### RECORDS SUPPLIED

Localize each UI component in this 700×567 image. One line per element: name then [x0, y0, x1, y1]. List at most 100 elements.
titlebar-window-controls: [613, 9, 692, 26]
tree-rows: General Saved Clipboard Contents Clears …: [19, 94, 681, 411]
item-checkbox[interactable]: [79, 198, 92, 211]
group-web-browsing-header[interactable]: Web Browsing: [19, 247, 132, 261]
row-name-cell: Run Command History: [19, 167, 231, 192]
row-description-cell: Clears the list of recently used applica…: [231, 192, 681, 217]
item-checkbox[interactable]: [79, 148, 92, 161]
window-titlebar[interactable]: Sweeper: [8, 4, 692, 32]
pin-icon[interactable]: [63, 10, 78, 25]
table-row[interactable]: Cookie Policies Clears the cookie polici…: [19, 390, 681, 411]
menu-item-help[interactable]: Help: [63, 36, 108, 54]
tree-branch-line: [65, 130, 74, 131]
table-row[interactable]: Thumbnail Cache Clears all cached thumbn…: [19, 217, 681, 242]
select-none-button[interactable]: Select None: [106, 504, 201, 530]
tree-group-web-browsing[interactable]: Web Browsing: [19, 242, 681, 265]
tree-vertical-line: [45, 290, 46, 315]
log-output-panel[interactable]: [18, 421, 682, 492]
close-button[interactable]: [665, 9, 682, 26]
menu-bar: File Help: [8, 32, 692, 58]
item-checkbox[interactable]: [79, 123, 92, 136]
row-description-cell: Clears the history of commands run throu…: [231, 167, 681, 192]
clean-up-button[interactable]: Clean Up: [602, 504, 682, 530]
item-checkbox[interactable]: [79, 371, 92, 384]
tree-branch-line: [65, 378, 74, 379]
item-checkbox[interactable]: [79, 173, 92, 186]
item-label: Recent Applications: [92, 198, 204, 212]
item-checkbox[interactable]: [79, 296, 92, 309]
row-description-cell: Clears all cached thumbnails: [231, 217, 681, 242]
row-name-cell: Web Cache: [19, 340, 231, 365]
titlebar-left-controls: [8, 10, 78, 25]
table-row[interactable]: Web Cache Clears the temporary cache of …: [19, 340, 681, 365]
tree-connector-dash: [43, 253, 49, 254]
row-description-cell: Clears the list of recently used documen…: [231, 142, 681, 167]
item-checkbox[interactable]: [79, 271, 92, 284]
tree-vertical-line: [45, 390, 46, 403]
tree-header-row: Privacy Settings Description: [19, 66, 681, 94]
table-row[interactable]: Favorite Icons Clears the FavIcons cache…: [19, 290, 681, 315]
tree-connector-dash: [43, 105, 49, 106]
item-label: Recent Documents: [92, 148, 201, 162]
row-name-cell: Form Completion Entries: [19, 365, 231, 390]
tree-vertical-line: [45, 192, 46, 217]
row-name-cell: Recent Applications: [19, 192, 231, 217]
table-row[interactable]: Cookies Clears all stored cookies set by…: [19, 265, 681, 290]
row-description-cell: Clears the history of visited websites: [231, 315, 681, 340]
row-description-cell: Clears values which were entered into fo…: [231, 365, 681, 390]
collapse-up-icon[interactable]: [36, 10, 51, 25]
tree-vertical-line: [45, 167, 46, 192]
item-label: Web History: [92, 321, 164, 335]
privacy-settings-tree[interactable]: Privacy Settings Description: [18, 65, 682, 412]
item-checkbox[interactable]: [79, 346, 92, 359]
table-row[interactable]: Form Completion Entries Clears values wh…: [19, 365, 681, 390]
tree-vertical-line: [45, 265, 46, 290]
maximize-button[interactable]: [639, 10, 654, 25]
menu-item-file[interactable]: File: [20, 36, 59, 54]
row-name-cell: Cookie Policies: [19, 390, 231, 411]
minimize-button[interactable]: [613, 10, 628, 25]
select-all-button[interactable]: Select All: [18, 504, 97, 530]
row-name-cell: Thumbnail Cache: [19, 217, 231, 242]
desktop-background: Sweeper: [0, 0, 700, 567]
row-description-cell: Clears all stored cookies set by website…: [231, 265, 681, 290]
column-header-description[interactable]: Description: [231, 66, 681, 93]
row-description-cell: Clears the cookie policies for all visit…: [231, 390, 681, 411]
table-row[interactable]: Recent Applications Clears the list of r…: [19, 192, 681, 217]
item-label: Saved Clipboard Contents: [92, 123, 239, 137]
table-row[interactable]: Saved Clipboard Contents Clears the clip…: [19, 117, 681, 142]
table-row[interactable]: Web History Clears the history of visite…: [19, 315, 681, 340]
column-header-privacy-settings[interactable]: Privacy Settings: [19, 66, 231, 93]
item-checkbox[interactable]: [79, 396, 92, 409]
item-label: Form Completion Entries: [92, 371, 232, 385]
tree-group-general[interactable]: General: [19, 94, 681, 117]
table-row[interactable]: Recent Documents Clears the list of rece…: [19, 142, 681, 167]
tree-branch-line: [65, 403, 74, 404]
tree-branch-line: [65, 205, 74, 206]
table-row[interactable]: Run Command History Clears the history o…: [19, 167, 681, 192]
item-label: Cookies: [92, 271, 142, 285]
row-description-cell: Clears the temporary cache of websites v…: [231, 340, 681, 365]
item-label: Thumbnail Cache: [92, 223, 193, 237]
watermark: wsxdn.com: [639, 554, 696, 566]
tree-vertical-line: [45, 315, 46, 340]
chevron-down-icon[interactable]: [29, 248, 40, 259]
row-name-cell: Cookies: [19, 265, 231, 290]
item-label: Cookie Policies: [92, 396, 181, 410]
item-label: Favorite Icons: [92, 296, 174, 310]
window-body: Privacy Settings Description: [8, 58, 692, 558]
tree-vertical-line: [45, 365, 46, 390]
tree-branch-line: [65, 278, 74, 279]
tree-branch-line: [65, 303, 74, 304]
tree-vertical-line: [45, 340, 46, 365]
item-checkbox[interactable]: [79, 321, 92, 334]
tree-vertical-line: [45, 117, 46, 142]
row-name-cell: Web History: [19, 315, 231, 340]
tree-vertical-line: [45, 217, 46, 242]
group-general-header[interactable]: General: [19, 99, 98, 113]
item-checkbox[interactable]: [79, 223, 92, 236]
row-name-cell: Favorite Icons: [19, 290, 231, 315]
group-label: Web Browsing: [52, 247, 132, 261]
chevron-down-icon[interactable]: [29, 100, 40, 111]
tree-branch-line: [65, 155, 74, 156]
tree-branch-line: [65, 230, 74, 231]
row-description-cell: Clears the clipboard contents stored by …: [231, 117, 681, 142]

######

— WHAT IS EXPECTED —
Copy the material word for word, from its first line up to and including the line that contains "tree-vertical-line: [45, 390, 46, 403]".

— SOLUTION FOR THIS PROBLEM —
Localize each UI component in this 700×567 image. One line per element: name then [x0, y0, x1, y1]. List at most 100 elements.
titlebar-window-controls: [613, 9, 692, 26]
tree-rows: General Saved Clipboard Contents Clears …: [19, 94, 681, 411]
item-checkbox[interactable]: [79, 198, 92, 211]
group-web-browsing-header[interactable]: Web Browsing: [19, 247, 132, 261]
row-name-cell: Run Command History: [19, 167, 231, 192]
row-description-cell: Clears the list of recently used applica…: [231, 192, 681, 217]
item-checkbox[interactable]: [79, 148, 92, 161]
window-titlebar[interactable]: Sweeper: [8, 4, 692, 32]
pin-icon[interactable]: [63, 10, 78, 25]
table-row[interactable]: Cookie Policies Clears the cookie polici…: [19, 390, 681, 411]
menu-item-help[interactable]: Help: [63, 36, 108, 54]
tree-branch-line: [65, 130, 74, 131]
table-row[interactable]: Thumbnail Cache Clears all cached thumbn…: [19, 217, 681, 242]
select-none-button[interactable]: Select None: [106, 504, 201, 530]
tree-group-web-browsing[interactable]: Web Browsing: [19, 242, 681, 265]
tree-vertical-line: [45, 290, 46, 315]
log-output-panel[interactable]: [18, 421, 682, 492]
close-button[interactable]: [665, 9, 682, 26]
menu-bar: File Help: [8, 32, 692, 58]
item-checkbox[interactable]: [79, 123, 92, 136]
row-description-cell: Clears the history of commands run throu…: [231, 167, 681, 192]
clean-up-button[interactable]: Clean Up: [602, 504, 682, 530]
item-checkbox[interactable]: [79, 371, 92, 384]
tree-branch-line: [65, 378, 74, 379]
item-checkbox[interactable]: [79, 173, 92, 186]
item-label: Recent Applications: [92, 198, 204, 212]
item-checkbox[interactable]: [79, 296, 92, 309]
row-description-cell: Clears all cached thumbnails: [231, 217, 681, 242]
row-name-cell: Web Cache: [19, 340, 231, 365]
titlebar-left-controls: [8, 10, 78, 25]
table-row[interactable]: Web Cache Clears the temporary cache of …: [19, 340, 681, 365]
tree-connector-dash: [43, 253, 49, 254]
row-description-cell: Clears the list of recently used documen…: [231, 142, 681, 167]
item-checkbox[interactable]: [79, 271, 92, 284]
tree-vertical-line: [45, 390, 46, 403]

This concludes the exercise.